◆ **What you will do**: Check every line of the entries that follow, and copy the ones containing "therapy".

Document transcription data:

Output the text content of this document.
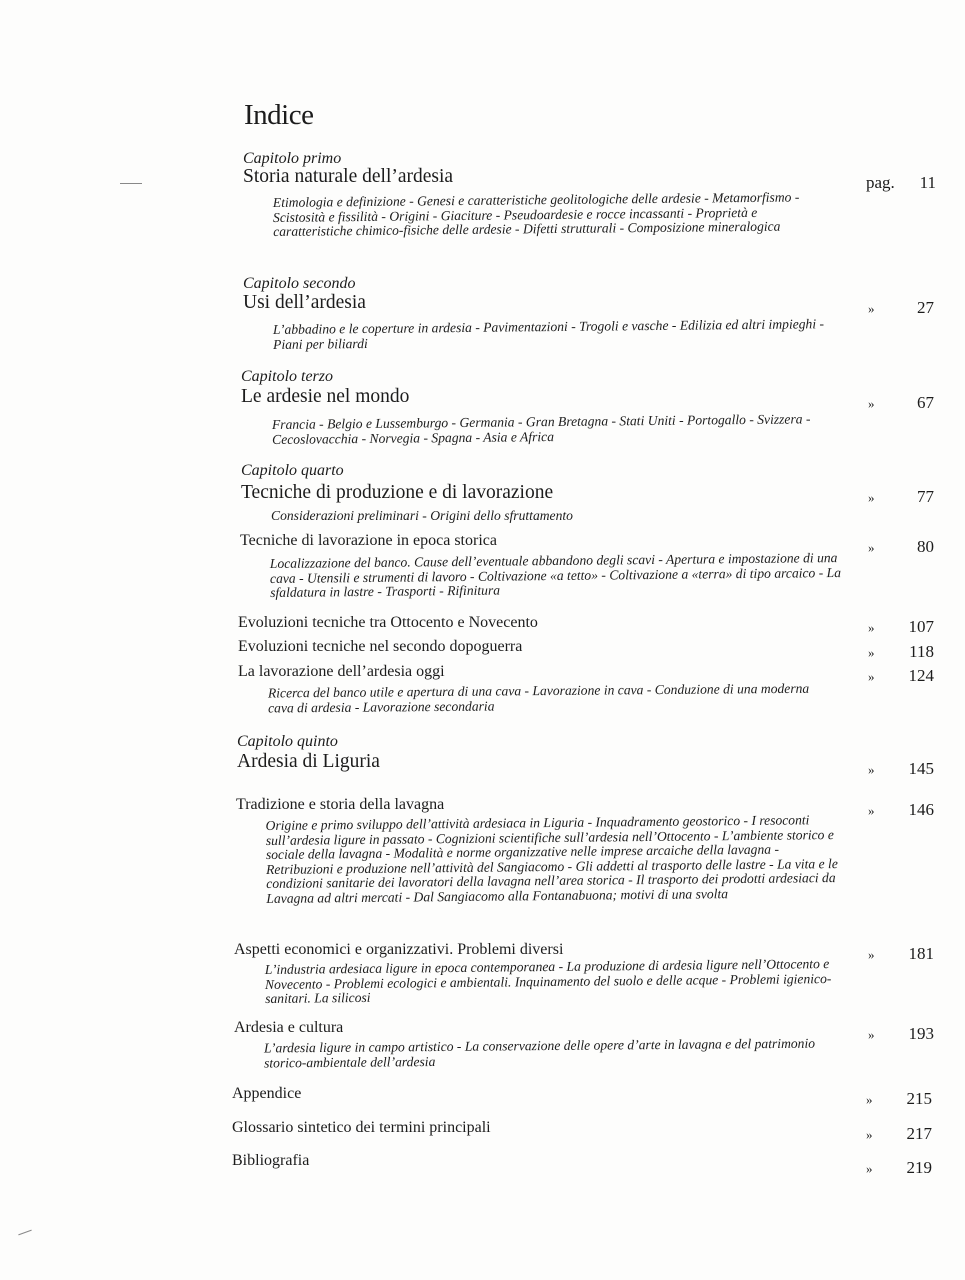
Indice
Capitolo primo
Storia naturale dell’ardesia	pag. 11
Etimologia e definizione - Genesi e caratteristiche geolitologiche delle ardesie - Metamorfismo - Scistosità e fissilità - Origini - Giaciture - Pseudoardesie e rocce incassanti - Proprietà e caratteristiche chimico-fisiche delle ardesie - Difetti strutturali - Composizione mineralogica
Capitolo secondo
Usi dell’ardesia	»	27
L’abbadino e le coperture in ardesia - Pavimentazioni - Trogoli e vasche - Edilizia ed altri impieghi - Piani per biliardi
Capitolo terzo
Le ardesie nel mondo	»	67
Francia - Belgio e Lussemburgo - Germania - Gran Bretagna - Stati Uniti - Portogallo - Svizzera - Cecoslovacchia - Norvegia - Spagna - Asia e Africa
Capitolo quarto
Tecniche di produzione e di lavorazione	»	77
Considerazioni preliminari - Origini dello sfruttamento
Tecniche di lavorazione in epoca storica	»	80
Localizzazione del banco. Cause dell’eventuale abbandono degli scavi - Apertura e impostazione di una cava - Utensili e strumenti di lavoro - Coltivazione «a tetto» - Coltivazione a «terra» di tipo arcaico - La sfaldatura in lastre - Trasporti - Rifinitura
Evoluzioni tecniche tra Ottocento e Novecento	» 107
Evoluzioni tecniche nel secondo dopoguerra	» 118
La lavorazione dell’ardesia oggi	» 124
Ricerca del banco utile e apertura di una cava - Lavorazione in cava - Conduzione di una moderna cava di ardesia - Lavorazione secondaria
Capitolo quinto
Ardesia di Liguria	» 145
Tradizione e storia della lavagna	» 146
Origine e primo sviluppo dell’attività ardesiaca in Liguria - Inquadramento geostorico - I resoconti sull’ardesia ligure in passato - Cognizioni scientifiche sull’ardesia nell’Ottocento - L’ambiente storico e sociale della lavagna - Modalità e norme organizzative nelle imprese arcaiche della lavagna - Retribuzioni e produzione nell’attività del Sangiacomo - Gli addetti al trasporto delle lastre - La vita e le condizioni sanitarie dei lavoratori della lavagna nell’area storica - Il trasporto dei prodotti ardesiaci da Lavagna ad altri mercati - Dal Sangiacomo alla Fontanabuona; motivi di una svolta
Aspetti economici e organizzativi. Problemi diversi	» 181
L’industria ardesiaca ligure in epoca contemporanea - La produzione di ardesia ligure nell’Ottocento e Novecento - Problemi ecologici e ambientali. Inquinamento del suolo e delle acque - Problemi igienico-sanitari. La silicosi
Ardesia e cultura	» 193
L’ardesia ligure in campo artistico - La conservazione delle opere d’arte in lavagna e del patrimonio storico-ambientale dell’ardesia
Appendice	» 215
Glossario sintetico dei termini principali	» 217
Bibliografia	» 219
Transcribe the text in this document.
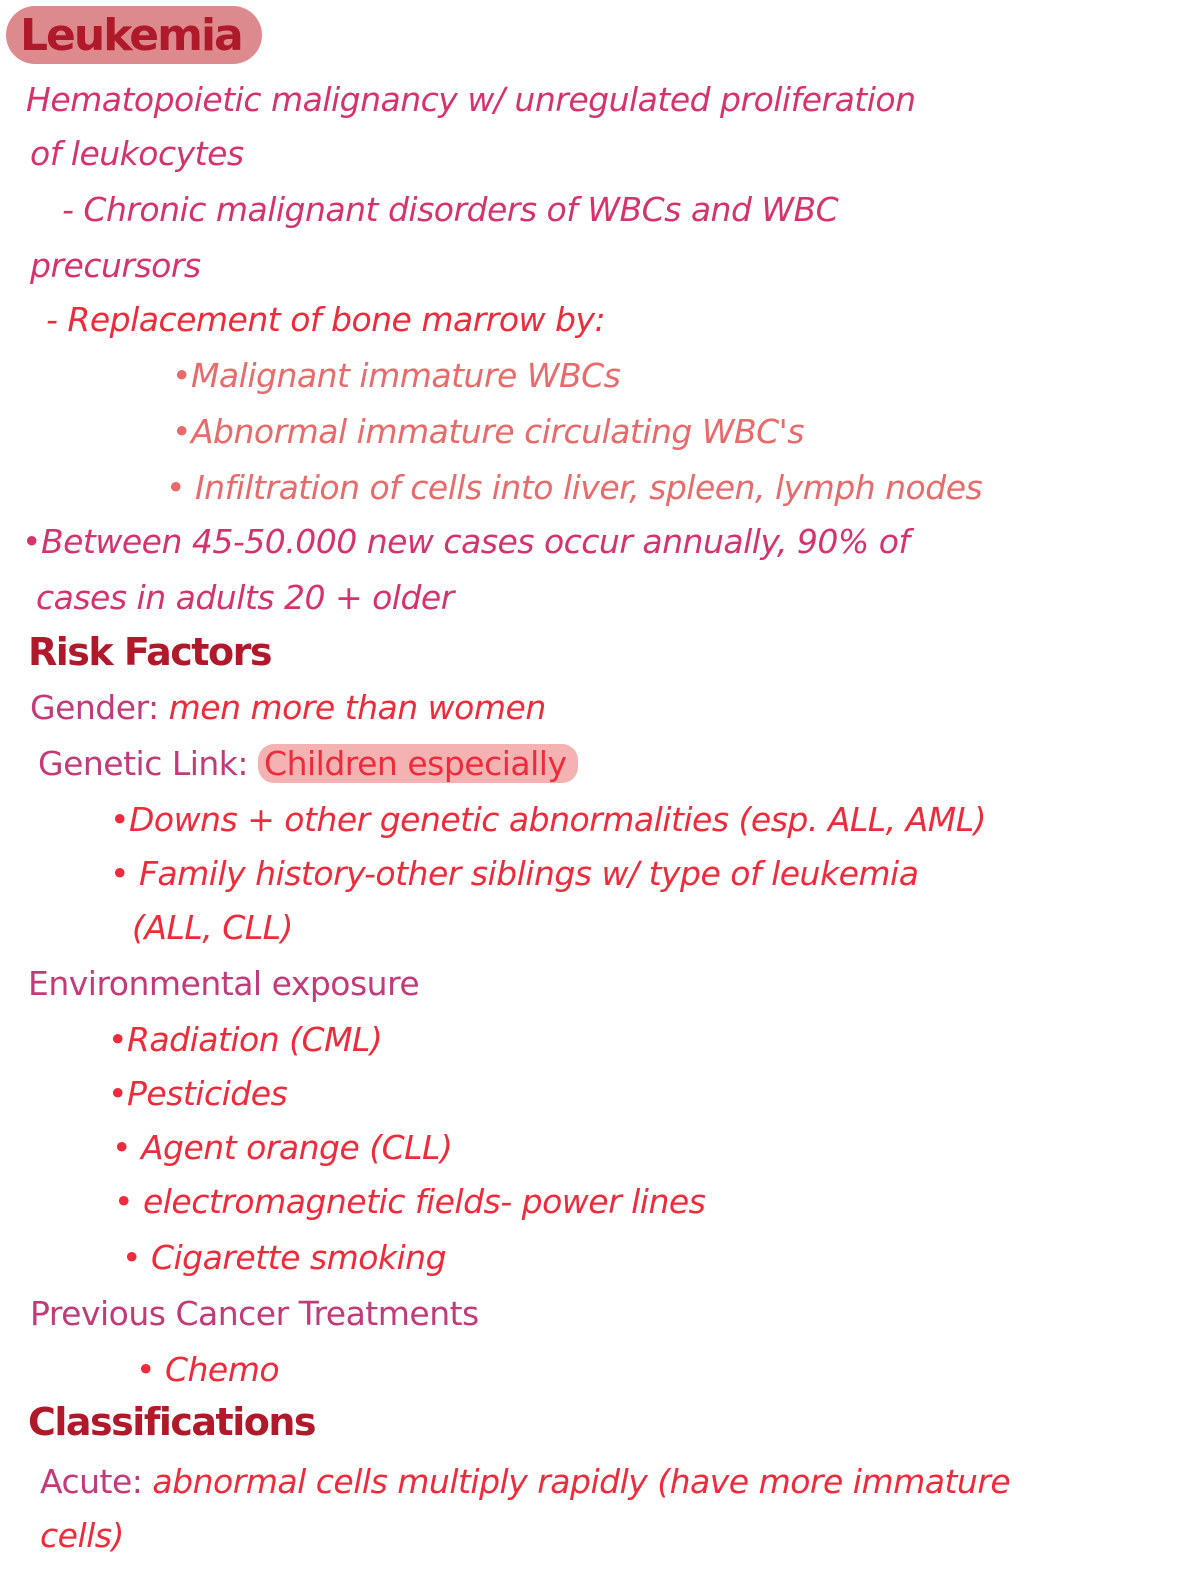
Leukemia
Hematopoietic malignancy w/ unregulated proliferation
of leukocytes
- Chronic malignant disorders of WBCs and WBC
precursors
- Replacement of bone marrow by:
•Malignant immature WBCs
•Abnormal immature circulating WBC's
• Infiltration of cells into liver, spleen, lymph nodes
•Between 45-50.000 new cases occur annually, 90% of
cases in adults 20 + older
Risk Factors
Gender: men more than women
Genetic Link: Children especially
•Downs + other genetic abnormalities (esp. ALL, AML)
• Family history-other siblings w/ type of leukemia
(ALL, CLL)
Environmental exposure
•Radiation (CML)
•Pesticides
• Agent orange (CLL)
• electromagnetic fields- power lines
• Cigarette smoking
Previous Cancer Treatments
• Chemo
Classifications
Acute: abnormal cells multiply rapidly (have more immature
cells)
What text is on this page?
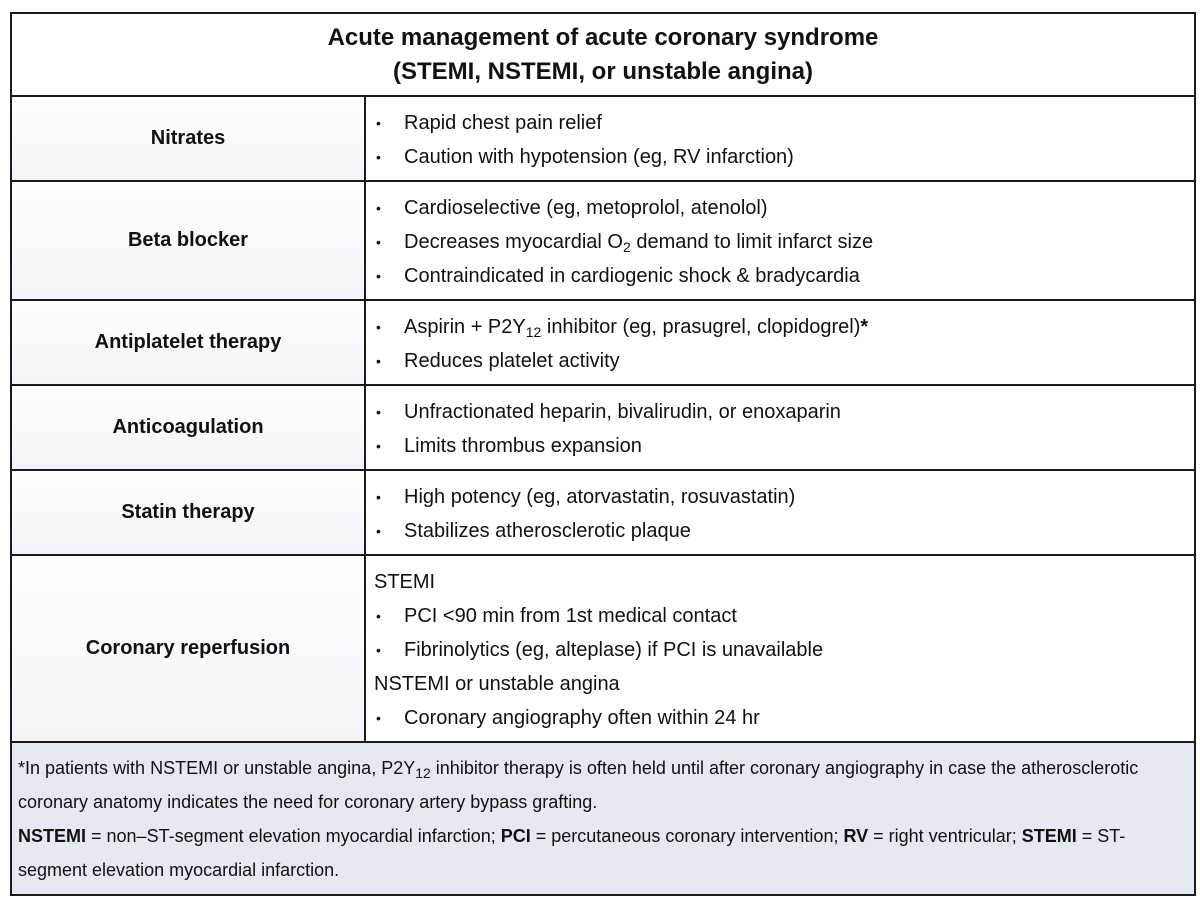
Acute management of acute coronary syndrome
(STEMI, NSTEMI, or unstable angina)
Nitrates
•	Rapid chest pain relief
•	Caution with hypotension (eg, RV infarction)
Beta blocker
•	Cardioselective (eg, metoprolol, atenolol)
•	Decreases myocardial $O_2$ demand to limit infarct size
•	Contraindicated in cardiogenic shock & bradycardia
Antiplatelet therapy
•	Aspirin + $P2Y_{12}$ inhibitor (eg, prasugrel, clopidogrel)*
•	Reduces platelet activity
Anticoagulation
•	Unfractionated heparin, bivalirudin, or enoxaparin
•	Limits thrombus expansion
Statin therapy
•	High potency (eg, atorvastatin, rosuvastatin)
•	Stabilizes atherosclerotic plaque
Coronary reperfusion
STEMI
•	PCI <90 min from 1st medical contact
•	Fibrinolytics (eg, alteplase) if PCI is unavailable
NSTEMI or unstable angina
•	Coronary angiography often within 24 hr

*In patients with NSTEMI or unstable angina, $P2Y_{12}$ inhibitor therapy is often held until after coronary angiography in case the atherosclerotic coronary anatomy indicates the need for coronary artery bypass grafting.

NSTEMI = non–ST-segment elevation myocardial infarction; PCI = percutaneous coronary intervention; RV = right ventricular; STEMI = ST-segment elevation myocardial infarction.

◆ **Solution to the problem**:
Antiplatelet therapy
Statin therapy
*In patients with NSTEMI or unstable angina, $P2Y_{12}$ inhibitor therapy is often held until after coronary angiography in case the atherosclerotic coronary anatomy indicates the need for coronary artery bypass grafting.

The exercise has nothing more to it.